Top of SELECTED EXTRACT

Culture
This site lets you type out entire novels to brush up on your skills
TypeLit.io is perfect for literature fiends and typing novices
A website is taking the English saying about "killing two birds with one stone" to practice. Not literally, don't worry. TypeLit.io is a website that says it will help you improve your typing skills without charging anything and get you to read those classic titles you have been avoiding all your life. How? By typing them out.
What comes with TypeLit.io — While you're improving your typing skills, you will be working through some major literature thanks to TypeLit.io.
The website packs titles like 1984 by George Orwell, Alice in Wonderland by Lewis Carroll, Anne of Green Gables by Lucy Maud Montgomery, The Art of War by Sun Tzu, The Call of Cthulhu by H.P. Lovecraft, The Count of Monte Cristo by Alexandre Dumas, Crime and Punishment by Fyodor Dostoevsky, The Divine Comedy by Dante Alighieri, Dracula by Bram Stoker, The Jungle Book by Rudyard Kipling, and a lot more. There are seven languages you can sharpen your typing skills in: English, Dutch, Finnish, French, German, Italian, and Spanish. Plus, you can track your progress and auto-save wherever you left off.
What a test run looks like — You're typing down chapters, that's all there is to it. But while it sounds super simple and maybe even boring, the website is tracking your speed and accuracy all at once while you're stepping inside a fictional world.
I ran 1984 to see how TypeLit.io works. The first chapter of Orwell's book takes off by by painting a rather frigid April morning at the Victory mansions while Winston Smith is trying to get some sleep. I was too busy reading the beginning to even notice that I was practicing some typing on the website. When you get it right, the cursor blinks green. When you get a spelling wrong or backtrack several times, the cursor turns red.

Bottom of SELECTED EXTRACT
Top of STUDY MATERIAL

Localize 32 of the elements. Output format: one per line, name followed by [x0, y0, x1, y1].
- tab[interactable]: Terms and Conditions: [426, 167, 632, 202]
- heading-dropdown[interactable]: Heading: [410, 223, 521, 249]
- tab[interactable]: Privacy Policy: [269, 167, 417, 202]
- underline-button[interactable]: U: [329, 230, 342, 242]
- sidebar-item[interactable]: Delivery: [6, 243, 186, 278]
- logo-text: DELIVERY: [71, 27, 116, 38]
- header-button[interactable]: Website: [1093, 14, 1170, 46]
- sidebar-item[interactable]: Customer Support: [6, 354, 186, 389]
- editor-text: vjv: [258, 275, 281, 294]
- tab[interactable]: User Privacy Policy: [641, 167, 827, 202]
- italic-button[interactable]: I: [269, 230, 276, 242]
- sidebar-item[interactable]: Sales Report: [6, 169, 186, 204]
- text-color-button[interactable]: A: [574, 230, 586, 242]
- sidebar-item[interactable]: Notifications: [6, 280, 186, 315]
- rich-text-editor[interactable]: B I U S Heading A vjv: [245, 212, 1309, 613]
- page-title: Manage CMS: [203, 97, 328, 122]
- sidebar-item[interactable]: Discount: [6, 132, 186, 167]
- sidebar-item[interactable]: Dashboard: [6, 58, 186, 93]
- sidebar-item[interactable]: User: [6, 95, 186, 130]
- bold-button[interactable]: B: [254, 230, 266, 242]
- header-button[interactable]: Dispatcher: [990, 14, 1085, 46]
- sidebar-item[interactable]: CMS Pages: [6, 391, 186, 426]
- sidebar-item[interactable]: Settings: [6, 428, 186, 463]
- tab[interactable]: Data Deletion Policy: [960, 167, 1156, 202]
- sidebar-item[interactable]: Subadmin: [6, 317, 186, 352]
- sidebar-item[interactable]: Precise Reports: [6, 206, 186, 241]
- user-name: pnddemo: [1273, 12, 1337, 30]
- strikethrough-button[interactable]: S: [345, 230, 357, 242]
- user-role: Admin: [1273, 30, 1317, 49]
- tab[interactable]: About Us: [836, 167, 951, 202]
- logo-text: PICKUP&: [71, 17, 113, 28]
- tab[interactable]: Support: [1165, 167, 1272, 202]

Bottom of STUDY MATERIAL

COMPLETE THE FOLLOWING:
**a)** According to the article about TypeLit.io, in which languages can you practice typing on the site?
**b)** Retype the part of the article about TypeLit.io that opens with the words containing "What a test" and closes with "a fictional world.".
The material plays no part in the work on the text.

EXERCISE SOLUTIONS:
**a)** English, Dutch, Finnish, French, German, Italian, and Spanish.

**b)**
What a test run looks like — You're typing down chapters, that's all there is to it. But while it sounds super simple and maybe even boring, the website is tracking your speed and accuracy all at once while you're stepping inside a fictional world.